> [What is expected]
Reproduce each line bearing the word "content".

> [Input material]
----
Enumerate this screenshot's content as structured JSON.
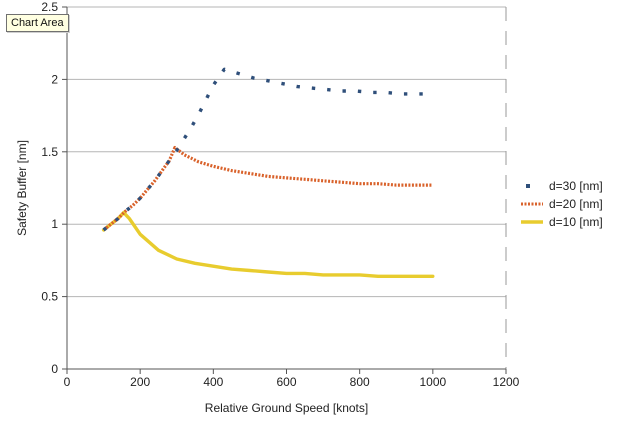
{
  "tooltip": "Chart Area",
  "chart_data": {
    "type": "line",
    "xlabel": "Relative Ground Speed [knots]",
    "ylabel": "Safety Buffer [nm]",
    "xlim": [
      0,
      1200
    ],
    "ylim": [
      0,
      2.5
    ],
    "x_ticks": [
      0,
      200,
      400,
      600,
      800,
      1000,
      1200
    ],
    "y_ticks": [
      0,
      0.5,
      1,
      1.5,
      2,
      2.5
    ],
    "grid": "horizontal",
    "legend_position": "right",
    "series": [
      {
        "name": "d=30 [nm]",
        "style": "dotted",
        "color": "#2f4f7a",
        "x": [
          100,
          120,
          140,
          160,
          180,
          200,
          220,
          240,
          260,
          280,
          300,
          320,
          340,
          360,
          380,
          400,
          430,
          470,
          510,
          550,
          590,
          630,
          670,
          710,
          750,
          790,
          830,
          870,
          910,
          950,
          975
        ],
        "y": [
          0.96,
          1.0,
          1.04,
          1.09,
          1.13,
          1.18,
          1.24,
          1.3,
          1.37,
          1.44,
          1.51,
          1.59,
          1.67,
          1.76,
          1.86,
          1.96,
          2.07,
          2.04,
          2.01,
          1.99,
          1.97,
          1.95,
          1.94,
          1.93,
          1.92,
          1.92,
          1.91,
          1.91,
          1.9,
          1.9,
          1.9
        ]
      },
      {
        "name": "d=20 [nm]",
        "style": "dashed",
        "color": "#d9622b",
        "x": [
          100,
          120,
          140,
          160,
          180,
          200,
          220,
          240,
          260,
          280,
          295,
          320,
          360,
          400,
          450,
          500,
          550,
          600,
          650,
          700,
          750,
          800,
          850,
          900,
          950,
          1000
        ],
        "y": [
          0.96,
          1.0,
          1.04,
          1.09,
          1.13,
          1.18,
          1.24,
          1.3,
          1.37,
          1.44,
          1.53,
          1.48,
          1.43,
          1.4,
          1.37,
          1.35,
          1.33,
          1.32,
          1.31,
          1.3,
          1.29,
          1.28,
          1.28,
          1.27,
          1.27,
          1.27
        ]
      },
      {
        "name": "d=10 [nm]",
        "style": "solid",
        "color": "#e8cc2e",
        "x": [
          100,
          120,
          140,
          155,
          170,
          200,
          250,
          300,
          350,
          400,
          450,
          500,
          550,
          600,
          650,
          700,
          750,
          800,
          850,
          900,
          950,
          1000
        ],
        "y": [
          0.96,
          1.0,
          1.04,
          1.08,
          1.04,
          0.93,
          0.82,
          0.76,
          0.73,
          0.71,
          0.69,
          0.68,
          0.67,
          0.66,
          0.66,
          0.65,
          0.65,
          0.65,
          0.64,
          0.64,
          0.64,
          0.64
        ]
      }
    ]
  }
}
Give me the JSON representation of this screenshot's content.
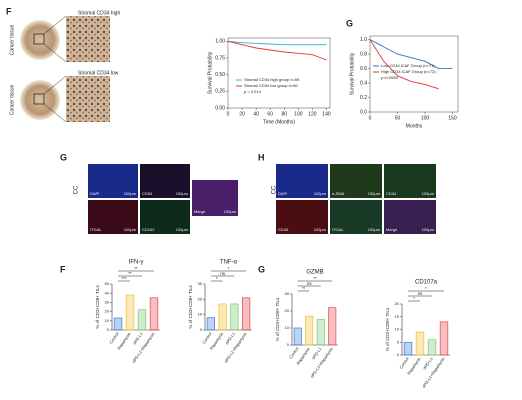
{
  "panel_f_top": {
    "label": "F",
    "tissues": [
      {
        "title": "Stromal CD34 high",
        "side": "Cancer tissue"
      },
      {
        "title": "Stromal CD34 low",
        "side": "Cancer tissue"
      }
    ]
  },
  "panel_g_top": {
    "label": "G"
  },
  "chart_data": [
    {
      "type": "line",
      "x_label": "Time (Months)",
      "y_label": "Survival Probability",
      "annotation": "p = 0.014",
      "x": [
        0,
        20,
        40,
        60,
        80,
        100,
        120,
        140
      ],
      "series": [
        {
          "name": "Stromal CD34 high group n=59",
          "color": "#2bb5c4",
          "values": [
            1,
            0.98,
            0.97,
            0.96,
            0.95,
            0.95,
            0.95,
            0.95
          ]
        },
        {
          "name": "Stromal CD34 low group n=60",
          "color": "#e8333a",
          "values": [
            1,
            0.95,
            0.9,
            0.87,
            0.84,
            0.82,
            0.8,
            0.72
          ]
        }
      ],
      "xlim": [
        0,
        145
      ],
      "ylim": [
        0,
        1.05
      ],
      "xticks": [
        0,
        20,
        40,
        60,
        80,
        100,
        120,
        140
      ],
      "yticks": [
        {
          "value": 0,
          "label": "0.00"
        },
        {
          "value": 0.25,
          "label": "0.25"
        },
        {
          "value": 0.5,
          "label": "0.50"
        },
        {
          "value": 0.75,
          "label": "0.75"
        },
        {
          "value": 1,
          "label": "1.00"
        }
      ]
    },
    {
      "type": "line",
      "x_label": "Months",
      "y_label": "Survival Probability",
      "annotation": "p=0.0065",
      "x": [
        0,
        25,
        50,
        75,
        100,
        125,
        150
      ],
      "series": [
        {
          "name": "Low CD34 iCAF Group (n=71)",
          "color": "#2f6fd0",
          "values": [
            1,
            0.9,
            0.8,
            0.75,
            0.7,
            0.6,
            0.6
          ]
        },
        {
          "name": "High CD34 iCAF Group (n=72)",
          "color": "#e8333a",
          "values": [
            1,
            0.7,
            0.5,
            0.42,
            0.38,
            0.32,
            null
          ]
        }
      ],
      "xlim": [
        0,
        160
      ],
      "ylim": [
        0,
        1.05
      ],
      "xticks": [
        0,
        50,
        100,
        150
      ],
      "yticks": [
        {
          "value": 0,
          "label": "0.0"
        },
        {
          "value": 0.2,
          "label": "0.2"
        },
        {
          "value": 0.4,
          "label": "0.4"
        },
        {
          "value": 0.6,
          "label": "0.6"
        },
        {
          "value": 0.8,
          "label": "0.8"
        },
        {
          "value": 1,
          "label": "1.0"
        }
      ]
    },
    {
      "type": "bar",
      "title": "IFN-γ",
      "y_label": "% of CD3+CD8+ TILs",
      "categories": [
        "Control",
        "Rapamycin",
        "αPD-L1",
        "αPD-L1+Rapamycin"
      ],
      "values": [
        13,
        38,
        22,
        35
      ],
      "colors": [
        "#3d7fd6",
        "#f2c12e",
        "#7bc96f",
        "#e8464a"
      ],
      "ylim": [
        0,
        50
      ],
      "yticks": [
        0,
        10,
        20,
        30,
        40,
        50
      ],
      "annotations": [
        "**",
        "**",
        "***"
      ]
    },
    {
      "type": "bar",
      "title": "TNF-α",
      "y_label": "% of CD3+CD8+ TILs",
      "categories": [
        "Control",
        "Rapamycin",
        "αPD-L1",
        "αPD-L1+Rapamycin"
      ],
      "values": [
        8,
        17,
        17,
        21
      ],
      "colors": [
        "#3d7fd6",
        "#f2c12e",
        "#7bc96f",
        "#e8464a"
      ],
      "ylim": [
        0,
        30
      ],
      "yticks": [
        0,
        10,
        20,
        30
      ],
      "annotations": [
        "*",
        "ns",
        "*"
      ]
    },
    {
      "type": "bar",
      "title": "GZMB",
      "y_label": "% of CD3+CD8+ TILs",
      "categories": [
        "Control",
        "Rapamycin",
        "αPD-L1",
        "αPD-L1+Rapamycin"
      ],
      "values": [
        10,
        17,
        15,
        22
      ],
      "colors": [
        "#3d7fd6",
        "#f2c12e",
        "#7bc96f",
        "#e8464a"
      ],
      "ylim": [
        0,
        30
      ],
      "yticks": [
        0,
        10,
        20,
        30
      ],
      "annotations": [
        "**",
        "ns",
        "**"
      ]
    },
    {
      "type": "bar",
      "title": "CD107a",
      "y_label": "% of CD3+CD8+ TILs",
      "categories": [
        "Control",
        "Rapamycin",
        "αPD-L1",
        "αPD-L1+Rapamycin"
      ],
      "values": [
        5,
        9,
        6,
        13
      ],
      "colors": [
        "#3d7fd6",
        "#f2c12e",
        "#7bc96f",
        "#e8464a"
      ],
      "ylim": [
        0,
        20
      ],
      "yticks": [
        0,
        5,
        10,
        15,
        20
      ],
      "annotations": [
        "*",
        "ns",
        "*"
      ]
    }
  ],
  "panel_g_if": {
    "label": "G",
    "group": "CC",
    "tiles": [
      {
        "marker": "DAPI",
        "scale": "100μm"
      },
      {
        "marker": "CD63",
        "scale": "100μm"
      },
      {
        "marker": "Merge",
        "scale": "100μm"
      },
      {
        "marker": "ITGAL",
        "scale": "100μm"
      },
      {
        "marker": "CD162",
        "scale": "100μm"
      }
    ]
  },
  "panel_h_if": {
    "label": "H",
    "group": "CC",
    "tiles": [
      {
        "marker": "DAPI",
        "scale": "100μm"
      },
      {
        "marker": "α-SMA",
        "scale": "100μm"
      },
      {
        "marker": "CD34",
        "scale": "100μm"
      },
      {
        "marker": "CD45",
        "scale": "100μm"
      },
      {
        "marker": "ITGAL",
        "scale": "100μm"
      },
      {
        "marker": "Merge",
        "scale": "100μm"
      }
    ]
  },
  "bar_labels": [
    "F",
    "G"
  ]
}
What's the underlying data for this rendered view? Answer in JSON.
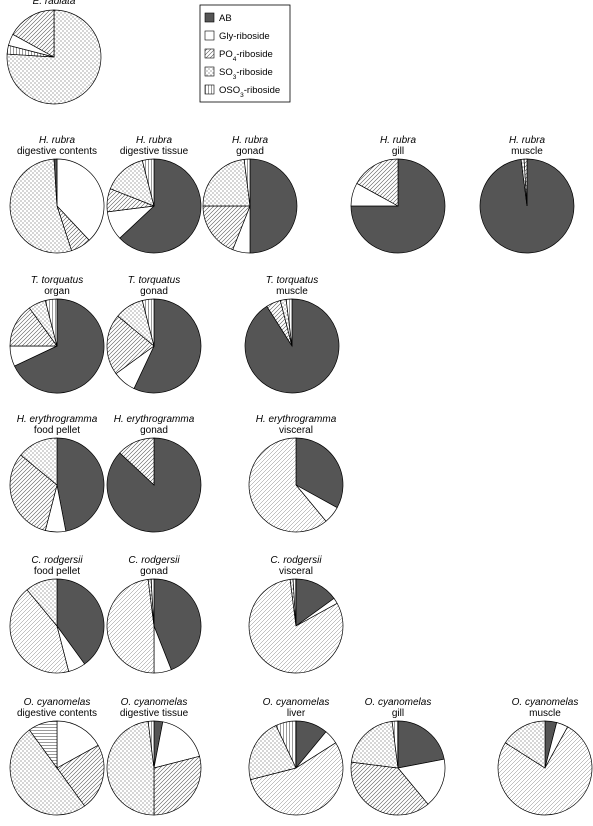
----
> [Answer]
Enumerate this screenshot's content as structured JSON.
Give me the JSON representation of this screenshot's content.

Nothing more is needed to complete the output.